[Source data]
[BEGIN]

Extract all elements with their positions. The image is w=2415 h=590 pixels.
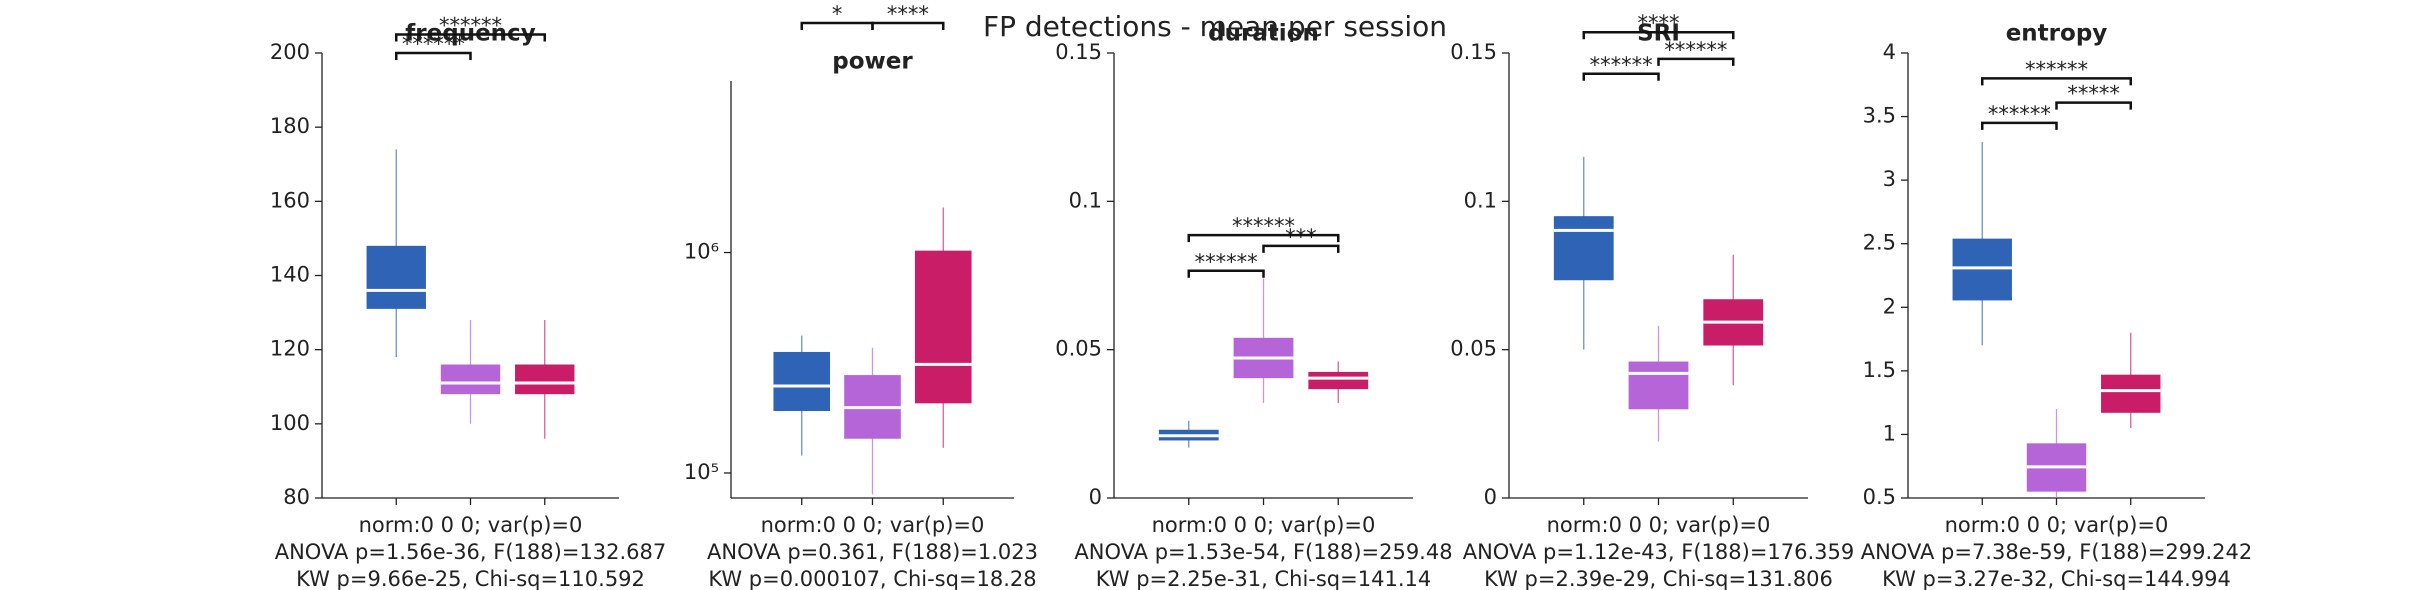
significance-label: ****** (1988, 102, 2051, 126)
x-label: norm:0 0 0; var(p)=0 (1945, 513, 2169, 537)
y-tick-label: 100 (270, 411, 310, 435)
box (440, 364, 501, 395)
y-tick-label: 0 (1089, 485, 1102, 509)
y-tick-label: 10⁶ (684, 240, 719, 264)
panel-title: duration (1208, 21, 1319, 47)
x-label: ANOVA p=7.38e-59, F(188)=299.242 (1861, 540, 2253, 564)
x-label: KW p=2.39e-29, Chi-sq=131.806 (1484, 567, 1833, 590)
y-tick-label: 0.05 (1450, 337, 1497, 361)
significance-label: * (832, 2, 843, 26)
significance-label: ****** (402, 32, 465, 56)
box (1308, 371, 1369, 390)
y-tick-label: 10⁵ (684, 460, 719, 484)
y-tick-label: 0.15 (1055, 40, 1102, 64)
significance-label: **** (887, 2, 929, 26)
significance-bracket (1981, 121, 2058, 130)
significance-label: ***** (2067, 82, 2120, 106)
x-label: KW p=2.25e-31, Chi-sq=141.14 (1096, 567, 1431, 590)
y-tick-label: 180 (270, 114, 310, 138)
x-label: ANOVA p=1.53e-54, F(188)=259.48 (1074, 540, 1452, 564)
y-tick-label: 0.5 (1863, 485, 1896, 509)
significance-label: ****** (1195, 250, 1258, 274)
y-tick-label: 0.15 (1450, 40, 1497, 64)
significance-bracket (395, 33, 546, 42)
box (515, 364, 575, 395)
panel-title: SRI (1637, 21, 1680, 47)
y-tick-label: 1 (1883, 421, 1896, 445)
significance-label: ****** (439, 13, 502, 37)
y-tick-label: 160 (270, 188, 310, 212)
significance-bracket (1582, 72, 1660, 81)
y-tick-label: 0 (1484, 485, 1497, 509)
x-label: KW p=0.000107, Chi-sq=18.28 (708, 567, 1036, 590)
y-tick-label: 3.5 (1863, 104, 1896, 128)
significance-bracket (1187, 233, 1340, 243)
significance-bracket (395, 51, 472, 60)
box (1952, 238, 2012, 301)
x-label: norm:0 0 0; var(p)=0 (761, 513, 985, 537)
significance-bracket (871, 21, 945, 30)
y-tick-label: 120 (270, 337, 310, 361)
significance-bracket (1657, 57, 1735, 66)
y-tick-label: 140 (270, 263, 310, 287)
x-label: ANOVA p=1.56e-36, F(188)=132.687 (275, 540, 667, 564)
panel-title: power (832, 49, 913, 75)
box (914, 250, 972, 404)
x-label: ANOVA p=1.12e-43, F(188)=176.359 (1463, 540, 1855, 564)
box (1553, 216, 1614, 281)
significance-label: ****** (1664, 38, 1727, 62)
significance-bracket (1187, 269, 1265, 278)
significance-label: ****** (1232, 214, 1295, 238)
x-label: ANOVA p=0.361, F(188)=1.023 (707, 540, 1038, 564)
x-label: KW p=3.27e-32, Chi-sq=144.994 (1882, 567, 2231, 590)
box (2101, 374, 2161, 413)
y-tick-label: 80 (283, 485, 310, 509)
box (773, 351, 831, 412)
y-tick-label: 1.5 (1863, 358, 1896, 382)
y-tick-label: 0.05 (1055, 337, 1102, 361)
significance-bracket (1262, 244, 1340, 253)
x-label: norm:0 0 0; var(p)=0 (1547, 513, 1771, 537)
significance-bracket (1981, 77, 2132, 86)
box (366, 245, 426, 309)
figure-title: FP detections - mean per session (983, 10, 1447, 43)
y-tick-label: 2.5 (1863, 231, 1896, 255)
y-tick-label: 3 (1883, 167, 1896, 191)
significance-label: **** (1638, 11, 1680, 35)
y-tick-label: 4 (1883, 40, 1896, 64)
box (1628, 361, 1689, 410)
y-tick-label: 0.1 (1464, 188, 1497, 212)
y-tick-label: 2 (1883, 294, 1896, 318)
significance-bracket (1582, 30, 1735, 40)
significance-label: *** (1285, 225, 1317, 249)
x-label: norm:0 0 0; var(p)=0 (1152, 513, 1376, 537)
x-label: KW p=9.66e-25, Chi-sq=110.592 (296, 567, 645, 590)
panel-title: entropy (2006, 21, 2108, 47)
significance-label: ****** (1590, 53, 1653, 77)
x-label: norm:0 0 0; var(p)=0 (359, 513, 583, 537)
y-tick-label: 200 (270, 40, 310, 64)
significance-label: ****** (2025, 57, 2088, 81)
significance-bracket (2055, 101, 2132, 110)
y-tick-label: 0.1 (1069, 188, 1102, 212)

[END]

Rewrite all of the source data with "box" swapped for "boxplot" wherever it appears, changing nothing else. Leave the pictures out of your version.

## [Completed exercise]
Extract all elements with their positions. The image is w=2415 h=590 pixels.
significance-label: ****** (1988, 102, 2051, 126)
x-label: norm:0 0 0; var(p)=0 (1945, 513, 2169, 537)
y-tick-label: 100 (270, 411, 310, 435)
boxplot (440, 364, 501, 395)
y-tick-label: 0 (1089, 485, 1102, 509)
y-tick-label: 10⁶ (684, 240, 719, 264)
panel-title: duration (1208, 21, 1319, 47)
x-label: ANOVA p=7.38e-59, F(188)=299.242 (1861, 540, 2253, 564)
x-label: KW p=2.39e-29, Chi-sq=131.806 (1484, 567, 1833, 590)
y-tick-label: 0.05 (1450, 337, 1497, 361)
significance-label: * (832, 2, 843, 26)
significance-label: ****** (402, 32, 465, 56)
boxplot (1308, 371, 1369, 390)
y-tick-label: 10⁵ (684, 460, 719, 484)
y-tick-label: 0.15 (1055, 40, 1102, 64)
significance-label: **** (887, 2, 929, 26)
significance-bracket (1981, 121, 2058, 130)
significance-label: ***** (2067, 82, 2120, 106)
x-label: KW p=2.25e-31, Chi-sq=141.14 (1096, 567, 1431, 590)
y-tick-label: 180 (270, 114, 310, 138)
x-label: ANOVA p=1.53e-54, F(188)=259.48 (1074, 540, 1452, 564)
y-tick-label: 0.5 (1863, 485, 1896, 509)
significance-label: ****** (1195, 250, 1258, 274)
y-tick-label: 0.15 (1450, 40, 1497, 64)
significance-bracket (395, 33, 546, 42)
boxplot (515, 364, 575, 395)
panel-title: SRI (1637, 21, 1680, 47)
y-tick-label: 1 (1883, 421, 1896, 445)
significance-label: ****** (439, 13, 502, 37)
y-tick-label: 160 (270, 188, 310, 212)
significance-bracket (1582, 72, 1660, 81)
y-tick-label: 0 (1484, 485, 1497, 509)
x-label: KW p=0.000107, Chi-sq=18.28 (708, 567, 1036, 590)
y-tick-label: 3.5 (1863, 104, 1896, 128)
significance-bracket (1187, 233, 1340, 243)
significance-bracket (395, 51, 472, 60)
boxplot (1952, 238, 2012, 301)
x-label: norm:0 0 0; var(p)=0 (761, 513, 985, 537)
significance-bracket (871, 21, 945, 30)
y-tick-label: 120 (270, 337, 310, 361)
significance-bracket (1657, 57, 1735, 66)
y-tick-label: 140 (270, 263, 310, 287)
x-label: ANOVA p=1.56e-36, F(188)=132.687 (275, 540, 667, 564)
panel-title: power (832, 49, 913, 75)
boxplot (914, 250, 972, 404)
x-label: ANOVA p=1.12e-43, F(188)=176.359 (1463, 540, 1855, 564)
boxplot (1553, 216, 1614, 281)
significance-label: ****** (1664, 38, 1727, 62)
significance-bracket (1187, 269, 1265, 278)
significance-label: ****** (1232, 214, 1295, 238)
x-label: ANOVA p=0.361, F(188)=1.023 (707, 540, 1038, 564)
x-label: KW p=3.27e-32, Chi-sq=144.994 (1882, 567, 2231, 590)
boxplot (2101, 374, 2161, 413)
y-tick-label: 80 (283, 485, 310, 509)
boxplot (773, 351, 831, 412)
y-tick-label: 1.5 (1863, 358, 1896, 382)
y-tick-label: 0.05 (1055, 337, 1102, 361)
significance-bracket (1262, 244, 1340, 253)
x-label: norm:0 0 0; var(p)=0 (1547, 513, 1771, 537)
significance-bracket (1981, 77, 2132, 86)
boxplot (366, 245, 426, 309)
figure-title: FP detections - mean per session (983, 10, 1447, 43)
y-tick-label: 2.5 (1863, 231, 1896, 255)
y-tick-label: 3 (1883, 167, 1896, 191)
significance-label: **** (1638, 11, 1680, 35)
y-tick-label: 4 (1883, 40, 1896, 64)
boxplot (1628, 361, 1689, 410)
y-tick-label: 0.1 (1464, 188, 1497, 212)
y-tick-label: 2 (1883, 294, 1896, 318)
significance-bracket (1582, 30, 1735, 40)
significance-label: *** (1285, 225, 1317, 249)
x-label: norm:0 0 0; var(p)=0 (1152, 513, 1376, 537)
x-label: KW p=9.66e-25, Chi-sq=110.592 (296, 567, 645, 590)
panel-title: entropy (2006, 21, 2108, 47)
significance-label: ****** (1590, 53, 1653, 77)
x-label: norm:0 0 0; var(p)=0 (359, 513, 583, 537)
y-tick-label: 200 (270, 40, 310, 64)
significance-label: ****** (2025, 57, 2088, 81)
significance-bracket (2055, 101, 2132, 110)
y-tick-label: 0.1 (1069, 188, 1102, 212)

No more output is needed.